Task description
Copy all of the material below exactly.

Data in this exercise

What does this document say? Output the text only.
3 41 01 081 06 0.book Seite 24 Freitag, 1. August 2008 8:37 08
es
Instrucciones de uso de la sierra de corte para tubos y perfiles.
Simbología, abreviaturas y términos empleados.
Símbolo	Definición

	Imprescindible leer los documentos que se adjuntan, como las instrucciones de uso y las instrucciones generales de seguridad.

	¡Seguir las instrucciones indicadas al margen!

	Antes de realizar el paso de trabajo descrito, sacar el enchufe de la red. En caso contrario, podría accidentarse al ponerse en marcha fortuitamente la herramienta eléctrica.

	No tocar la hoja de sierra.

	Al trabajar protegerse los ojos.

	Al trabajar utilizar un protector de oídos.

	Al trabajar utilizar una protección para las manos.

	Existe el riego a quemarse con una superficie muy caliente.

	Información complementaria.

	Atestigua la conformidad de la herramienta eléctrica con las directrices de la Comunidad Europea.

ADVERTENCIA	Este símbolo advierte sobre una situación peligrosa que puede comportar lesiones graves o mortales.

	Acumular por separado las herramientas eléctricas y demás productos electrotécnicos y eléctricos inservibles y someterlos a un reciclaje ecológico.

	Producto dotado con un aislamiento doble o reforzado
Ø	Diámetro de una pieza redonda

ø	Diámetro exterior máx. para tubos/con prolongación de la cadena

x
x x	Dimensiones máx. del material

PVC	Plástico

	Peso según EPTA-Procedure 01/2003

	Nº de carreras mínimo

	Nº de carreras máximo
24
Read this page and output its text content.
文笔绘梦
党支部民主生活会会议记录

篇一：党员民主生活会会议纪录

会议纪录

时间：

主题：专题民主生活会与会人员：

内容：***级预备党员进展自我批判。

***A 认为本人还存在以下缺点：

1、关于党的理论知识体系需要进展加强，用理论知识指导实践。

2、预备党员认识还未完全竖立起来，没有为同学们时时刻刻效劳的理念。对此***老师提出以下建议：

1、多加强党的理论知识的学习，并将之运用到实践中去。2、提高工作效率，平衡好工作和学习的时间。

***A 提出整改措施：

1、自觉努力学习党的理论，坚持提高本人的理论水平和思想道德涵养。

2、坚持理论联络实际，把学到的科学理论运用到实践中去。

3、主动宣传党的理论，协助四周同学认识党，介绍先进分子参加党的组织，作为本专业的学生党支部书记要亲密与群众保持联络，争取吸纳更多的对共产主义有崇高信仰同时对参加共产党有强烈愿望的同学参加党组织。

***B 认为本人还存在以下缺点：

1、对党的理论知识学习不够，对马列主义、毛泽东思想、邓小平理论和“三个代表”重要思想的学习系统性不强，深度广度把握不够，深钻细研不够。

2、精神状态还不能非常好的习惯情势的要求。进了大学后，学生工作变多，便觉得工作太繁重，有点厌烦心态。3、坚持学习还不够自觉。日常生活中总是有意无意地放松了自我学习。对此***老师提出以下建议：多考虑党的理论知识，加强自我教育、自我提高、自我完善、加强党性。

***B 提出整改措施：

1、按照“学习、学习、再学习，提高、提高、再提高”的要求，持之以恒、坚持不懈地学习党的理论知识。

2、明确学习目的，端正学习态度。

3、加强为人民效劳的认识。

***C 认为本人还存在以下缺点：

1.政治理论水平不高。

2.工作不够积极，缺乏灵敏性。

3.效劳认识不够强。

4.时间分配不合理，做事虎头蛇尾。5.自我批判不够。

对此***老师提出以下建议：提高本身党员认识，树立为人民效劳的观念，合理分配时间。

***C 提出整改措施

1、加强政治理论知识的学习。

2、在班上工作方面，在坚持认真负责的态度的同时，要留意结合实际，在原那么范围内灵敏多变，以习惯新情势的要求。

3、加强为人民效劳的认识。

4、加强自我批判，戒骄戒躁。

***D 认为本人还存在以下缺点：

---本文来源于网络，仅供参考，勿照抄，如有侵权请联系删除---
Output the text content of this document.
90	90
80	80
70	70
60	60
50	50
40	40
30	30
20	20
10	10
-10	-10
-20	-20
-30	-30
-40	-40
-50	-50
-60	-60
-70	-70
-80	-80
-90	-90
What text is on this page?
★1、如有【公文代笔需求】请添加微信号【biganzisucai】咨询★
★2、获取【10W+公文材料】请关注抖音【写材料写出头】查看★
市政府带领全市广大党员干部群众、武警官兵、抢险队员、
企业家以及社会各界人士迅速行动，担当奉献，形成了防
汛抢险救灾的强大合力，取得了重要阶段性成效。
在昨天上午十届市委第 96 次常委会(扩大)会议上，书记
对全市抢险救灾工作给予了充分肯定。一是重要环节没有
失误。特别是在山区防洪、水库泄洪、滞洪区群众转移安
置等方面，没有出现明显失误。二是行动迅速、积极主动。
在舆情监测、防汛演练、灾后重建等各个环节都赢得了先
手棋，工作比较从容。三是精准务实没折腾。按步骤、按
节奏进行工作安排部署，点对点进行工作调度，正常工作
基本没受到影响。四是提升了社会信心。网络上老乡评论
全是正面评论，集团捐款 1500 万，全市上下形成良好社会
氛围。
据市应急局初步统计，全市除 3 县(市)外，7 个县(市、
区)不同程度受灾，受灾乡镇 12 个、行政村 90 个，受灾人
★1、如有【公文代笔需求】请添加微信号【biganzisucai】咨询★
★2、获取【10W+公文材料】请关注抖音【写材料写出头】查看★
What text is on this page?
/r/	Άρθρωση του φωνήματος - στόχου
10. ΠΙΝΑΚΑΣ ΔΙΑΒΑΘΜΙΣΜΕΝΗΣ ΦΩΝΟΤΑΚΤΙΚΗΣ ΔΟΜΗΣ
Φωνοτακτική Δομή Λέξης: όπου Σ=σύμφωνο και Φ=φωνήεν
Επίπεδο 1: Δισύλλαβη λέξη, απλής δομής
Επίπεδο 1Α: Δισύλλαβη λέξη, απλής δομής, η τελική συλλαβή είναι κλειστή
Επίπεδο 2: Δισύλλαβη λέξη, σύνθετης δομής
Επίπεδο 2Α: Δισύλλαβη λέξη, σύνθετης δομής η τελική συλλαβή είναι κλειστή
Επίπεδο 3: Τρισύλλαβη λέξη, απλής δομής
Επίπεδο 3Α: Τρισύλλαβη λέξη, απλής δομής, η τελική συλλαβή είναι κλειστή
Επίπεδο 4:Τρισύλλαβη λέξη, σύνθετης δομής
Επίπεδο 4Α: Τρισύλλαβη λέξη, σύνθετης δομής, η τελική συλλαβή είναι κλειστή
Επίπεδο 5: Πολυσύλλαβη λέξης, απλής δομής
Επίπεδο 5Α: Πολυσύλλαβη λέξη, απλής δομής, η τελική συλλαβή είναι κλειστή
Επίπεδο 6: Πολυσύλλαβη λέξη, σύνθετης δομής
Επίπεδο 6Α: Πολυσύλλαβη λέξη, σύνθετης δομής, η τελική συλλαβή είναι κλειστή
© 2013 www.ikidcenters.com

Exercise result
What does this document say? Output the text only.
3 41 01 081 06 0.book Seite 24 Freitag, 1. August 2008 8:37 08
es
Instrucciones de uso de la sierra de corte para tubos y perfiles.
Simbología, abreviaturas y términos empleados.
Símbolo	Definición

	Imprescindible leer los documentos que se adjuntan, como las instrucciones de uso y las instrucciones generales de seguridad.

	¡Seguir las instrucciones indicadas al margen!

	Antes de realizar el paso de trabajo descrito, sacar el enchufe de la red. En caso contrario, podría accidentarse al ponerse en marcha fortuitamente la herramienta eléctrica.

	No tocar la hoja de sierra.

	Al trabajar protegerse los ojos.

	Al trabajar utilizar un protector de oídos.

	Al trabajar utilizar una protección para las manos.

	Existe el riego a quemarse con una superficie muy caliente.

	Información complementaria.

	Atestigua la conformidad de la herramienta eléctrica con las directrices de la Comunidad Europea.

ADVERTENCIA	Este símbolo advierte sobre una situación peligrosa que puede comportar lesiones graves o mortales.

	Acumular por separado las herramientas eléctricas y demás productos electrotécnicos y eléctricos inservibles y someterlos a un reciclaje ecológico.

	Producto dotado con un aislamiento doble o reforzado
Ø	Diámetro de una pieza redonda

ø	Diámetro exterior máx. para tubos/con prolongación de la cadena

x
x x	Dimensiones máx. del material

PVC	Plástico

	Peso según EPTA-Procedure 01/2003

	Nº de carreras mínimo

	Nº de carreras máximo
24
Read this page and output its text content.
文笔绘梦
党支部民主生活会会议记录

篇一：党员民主生活会会议纪录

会议纪录

时间：

主题：专题民主生活会与会人员：

内容：***级预备党员进展自我批判。

***A 认为本人还存在以下缺点：

1、关于党的理论知识体系需要进展加强，用理论知识指导实践。

2、预备党员认识还未完全竖立起来，没有为同学们时时刻刻效劳的理念。对此***老师提出以下建议：

1、多加强党的理论知识的学习，并将之运用到实践中去。2、提高工作效率，平衡好工作和学习的时间。

***A 提出整改措施：

1、自觉努力学习党的理论，坚持提高本人的理论水平和思想道德涵养。

2、坚持理论联络实际，把学到的科学理论运用到实践中去。

3、主动宣传党的理论，协助四周同学认识党，介绍先进分子参加党的组织，作为本专业的学生党支部书记要亲密与群众保持联络，争取吸纳更多的对共产主义有崇高信仰同时对参加共产党有强烈愿望的同学参加党组织。

***B 认为本人还存在以下缺点：

1、对党的理论知识学习不够，对马列主义、毛泽东思想、邓小平理论和“三个代表”重要思想的学习系统性不强，深度广度把握不够，深钻细研不够。

2、精神状态还不能非常好的习惯情势的要求。进了大学后，学生工作变多，便觉得工作太繁重，有点厌烦心态。3、坚持学习还不够自觉。日常生活中总是有意无意地放松了自我学习。对此***老师提出以下建议：多考虑党的理论知识，加强自我教育、自我提高、自我完善、加强党性。

***B 提出整改措施：

1、按照“学习、学习、再学习，提高、提高、再提高”的要求，持之以恒、坚持不懈地学习党的理论知识。

2、明确学习目的，端正学习态度。

3、加强为人民效劳的认识。

***C 认为本人还存在以下缺点：

1.政治理论水平不高。

2.工作不够积极，缺乏灵敏性。

3.效劳认识不够强。

4.时间分配不合理，做事虎头蛇尾。5.自我批判不够。

对此***老师提出以下建议：提高本身党员认识，树立为人民效劳的观念，合理分配时间。

***C 提出整改措施

1、加强政治理论知识的学习。

2、在班上工作方面，在坚持认真负责的态度的同时，要留意结合实际，在原那么范围内灵敏多变，以习惯新情势的要求。

3、加强为人民效劳的认识。

4、加强自我批判，戒骄戒躁。

***D 认为本人还存在以下缺点：

---本文来源于网络，仅供参考，勿照抄，如有侵权请联系删除---
Output the text content of this document.
90	90
80	80
70	70
60	60
50	50
40	40
30	30
20	20
10	10
-10	-10
-20	-20
-30	-30
-40	-40
-50	-50
-60	-60
-70	-70
-80	-80
-90	-90
What text is on this page?
★1、如有【公文代笔需求】请添加微信号【biganzisucai】咨询★
★2、获取【10W+公文材料】请关注抖音【写材料写出头】查看★
市政府带领全市广大党员干部群众、武警官兵、抢险队员、
企业家以及社会各界人士迅速行动，担当奉献，形成了防
汛抢险救灾的强大合力，取得了重要阶段性成效。
在昨天上午十届市委第 96 次常委会(扩大)会议上，书记
对全市抢险救灾工作给予了充分肯定。一是重要环节没有
失误。特别是在山区防洪、水库泄洪、滞洪区群众转移安
置等方面，没有出现明显失误。二是行动迅速、积极主动。
在舆情监测、防汛演练、灾后重建等各个环节都赢得了先
手棋，工作比较从容。三是精准务实没折腾。按步骤、按
节奏进行工作安排部署，点对点进行工作调度，正常工作
基本没受到影响。四是提升了社会信心。网络上老乡评论
全是正面评论，集团捐款 1500 万，全市上下形成良好社会
氛围。
据市应急局初步统计，全市除 3 县(市)外，7 个县(市、
区)不同程度受灾，受灾乡镇 12 个、行政村 90 个，受灾人
★1、如有【公文代笔需求】请添加微信号【biganzisucai】咨询★
★2、获取【10W+公文材料】请关注抖音【写材料写出头】查看★
What text is on this page?
/r/	Άρθρωση του φωνήματος - στόχου
10. ΠΙΝΑΚΑΣ ΔΙΑΒΑΘΜΙΣΜΕΝΗΣ ΦΩΝΟΤΑΚΤΙΚΗΣ ΔΟΜΗΣ
Φωνοτακτική Δομή Λέξης: όπου Σ=σύμφωνο και Φ=φωνήεν
Επίπεδο 1: Δισύλλαβη λέξη, απλής δομής
Επίπεδο 1Α: Δισύλλαβη λέξη, απλής δομής, η τελική συλλαβή είναι κλειστή
Επίπεδο 2: Δισύλλαβη λέξη, σύνθετης δομής
Επίπεδο 2Α: Δισύλλαβη λέξη, σύνθετης δομής η τελική συλλαβή είναι κλειστή
Επίπεδο 3: Τρισύλλαβη λέξη, απλής δομής
Επίπεδο 3Α: Τρισύλλαβη λέξη, απλής δομής, η τελική συλλαβή είναι κλειστή
Επίπεδο 4:Τρισύλλαβη λέξη, σύνθετης δομής
Επίπεδο 4Α: Τρισύλλαβη λέξη, σύνθετης δομής, η τελική συλλαβή είναι κλειστή
Επίπεδο 5: Πολυσύλλαβη λέξης, απλής δομής
Επίπεδο 5Α: Πολυσύλλαβη λέξη, απλής δομής, η τελική συλλαβή είναι κλειστή
Επίπεδο 6: Πολυσύλλαβη λέξη, σύνθετης δομής
Επίπεδο 6Α: Πολυσύλλαβη λέξη, σύνθετης δομής, η τελική συλλαβή είναι κλειστή
© 2013 www.ikidcenters.com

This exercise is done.